▸ **Task to carry out**
Copy every line of the listing below without changing anything.
━━━━━━━━━━━━━━━━
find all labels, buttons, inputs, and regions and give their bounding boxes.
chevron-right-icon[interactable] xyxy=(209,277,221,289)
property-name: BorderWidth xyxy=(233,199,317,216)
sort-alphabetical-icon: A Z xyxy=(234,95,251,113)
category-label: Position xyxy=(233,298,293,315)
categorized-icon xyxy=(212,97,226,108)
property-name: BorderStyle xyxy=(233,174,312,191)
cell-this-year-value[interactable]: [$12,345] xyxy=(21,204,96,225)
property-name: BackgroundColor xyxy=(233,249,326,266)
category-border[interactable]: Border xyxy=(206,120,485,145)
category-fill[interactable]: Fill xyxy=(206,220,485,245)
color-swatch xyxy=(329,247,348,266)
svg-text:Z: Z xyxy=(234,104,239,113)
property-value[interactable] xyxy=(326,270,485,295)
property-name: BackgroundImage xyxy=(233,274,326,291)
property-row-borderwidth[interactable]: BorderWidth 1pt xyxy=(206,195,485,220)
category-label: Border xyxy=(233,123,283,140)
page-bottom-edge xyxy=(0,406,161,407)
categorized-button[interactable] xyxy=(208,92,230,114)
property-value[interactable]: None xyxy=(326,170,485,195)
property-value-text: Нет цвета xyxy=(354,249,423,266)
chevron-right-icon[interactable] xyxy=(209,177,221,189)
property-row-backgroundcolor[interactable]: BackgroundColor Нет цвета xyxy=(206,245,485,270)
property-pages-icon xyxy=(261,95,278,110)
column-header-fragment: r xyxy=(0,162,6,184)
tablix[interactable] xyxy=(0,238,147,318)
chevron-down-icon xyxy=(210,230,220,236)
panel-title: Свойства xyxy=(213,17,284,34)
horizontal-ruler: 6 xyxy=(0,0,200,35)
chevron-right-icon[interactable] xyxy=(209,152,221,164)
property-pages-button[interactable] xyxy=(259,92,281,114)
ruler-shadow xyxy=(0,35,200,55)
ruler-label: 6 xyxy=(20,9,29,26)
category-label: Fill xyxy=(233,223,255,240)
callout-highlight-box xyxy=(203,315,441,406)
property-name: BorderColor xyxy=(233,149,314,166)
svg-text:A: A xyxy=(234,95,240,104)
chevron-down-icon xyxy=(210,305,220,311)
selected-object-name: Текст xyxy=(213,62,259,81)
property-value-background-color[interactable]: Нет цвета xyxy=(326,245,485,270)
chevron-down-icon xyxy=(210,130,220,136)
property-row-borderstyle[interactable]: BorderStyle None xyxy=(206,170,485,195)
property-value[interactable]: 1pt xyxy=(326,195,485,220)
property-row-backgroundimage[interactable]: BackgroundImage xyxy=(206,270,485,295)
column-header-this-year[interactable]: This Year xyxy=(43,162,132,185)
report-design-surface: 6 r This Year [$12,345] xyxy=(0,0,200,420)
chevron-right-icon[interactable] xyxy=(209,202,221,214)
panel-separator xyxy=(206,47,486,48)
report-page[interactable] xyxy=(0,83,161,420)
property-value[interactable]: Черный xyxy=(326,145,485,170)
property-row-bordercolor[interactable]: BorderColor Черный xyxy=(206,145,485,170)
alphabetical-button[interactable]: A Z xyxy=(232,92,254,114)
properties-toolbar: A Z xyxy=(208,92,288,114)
━━━━━━━━━━━━━━━━
▸ **Solution**
find all labels, buttons, inputs, and regions and give their bounding boxes.
chevron-right-icon[interactable] xyxy=(209,277,221,289)
property-name: BorderWidth xyxy=(233,199,317,216)
sort-alphabetical-icon: A Z xyxy=(234,95,251,113)
category-label: Position xyxy=(233,298,293,315)
categorized-icon xyxy=(212,97,226,108)
property-name: BorderStyle xyxy=(233,174,312,191)
cell-this-year-value[interactable]: [$12,345] xyxy=(21,204,96,225)
property-name: BackgroundColor xyxy=(233,249,326,266)
category-border[interactable]: Border xyxy=(206,120,485,145)
category-fill[interactable]: Fill xyxy=(206,220,485,245)
color-swatch xyxy=(329,247,348,266)
svg-text:Z: Z xyxy=(234,104,239,113)
property-value[interactable] xyxy=(326,270,485,295)
property-name: BackgroundImage xyxy=(233,274,326,291)
property-row-borderwidth[interactable]: BorderWidth 1pt xyxy=(206,195,485,220)
category-label: Border xyxy=(233,123,283,140)
page-bottom-edge xyxy=(0,406,161,407)
categorized-button[interactable] xyxy=(208,92,230,114)
property-value[interactable]: None xyxy=(326,170,485,195)
property-value-text: Нет цвета xyxy=(354,249,423,266)
chevron-right-icon[interactable] xyxy=(209,177,221,189)
property-row-backgroundcolor[interactable]: BackgroundColor Нет цвета xyxy=(206,245,485,270)
property-pages-icon xyxy=(261,95,278,110)
column-header-fragment: r xyxy=(0,162,6,184)
tablix[interactable] xyxy=(0,238,147,318)
chevron-down-icon xyxy=(210,230,220,236)
panel-title: Свойства xyxy=(213,17,284,34)
horizontal-ruler: 6 xyxy=(0,0,200,35)
chevron-right-icon[interactable] xyxy=(209,152,221,164)
property-pages-button[interactable] xyxy=(259,92,281,114)
ruler-shadow xyxy=(0,35,200,55)
ruler-label: 6 xyxy=(20,9,29,26)
category-label: Fill xyxy=(233,223,255,240)
callout-highlight-box xyxy=(203,315,441,406)
property-name: BorderColor xyxy=(233,149,314,166)
svg-text:A: A xyxy=(234,95,240,104)
chevron-down-icon xyxy=(210,305,220,311)
selected-object-name: Текст xyxy=(213,62,259,81)
property-value-background-color[interactable]: Нет цвета xyxy=(326,245,485,270)
chevron-down-icon xyxy=(210,130,220,136)
property-row-borderstyle[interactable]: BorderStyle None xyxy=(206,170,485,195)
property-value[interactable]: 1pt xyxy=(326,195,485,220)
property-row-backgroundimage[interactable]: BackgroundImage xyxy=(206,270,485,295)
column-header-this-year[interactable]: This Year xyxy=(43,162,132,185)
report-design-surface: 6 r This Year [$12,345] xyxy=(0,0,200,420)
chevron-right-icon[interactable] xyxy=(209,202,221,214)
panel-separator xyxy=(206,47,486,48)
report-page[interactable] xyxy=(0,83,161,420)
property-value[interactable]: Черный xyxy=(326,145,485,170)
property-row-bordercolor[interactable]: BorderColor Черный xyxy=(206,145,485,170)
alphabetical-button[interactable]: A Z xyxy=(232,92,254,114)
properties-toolbar: A Z xyxy=(208,92,288,114)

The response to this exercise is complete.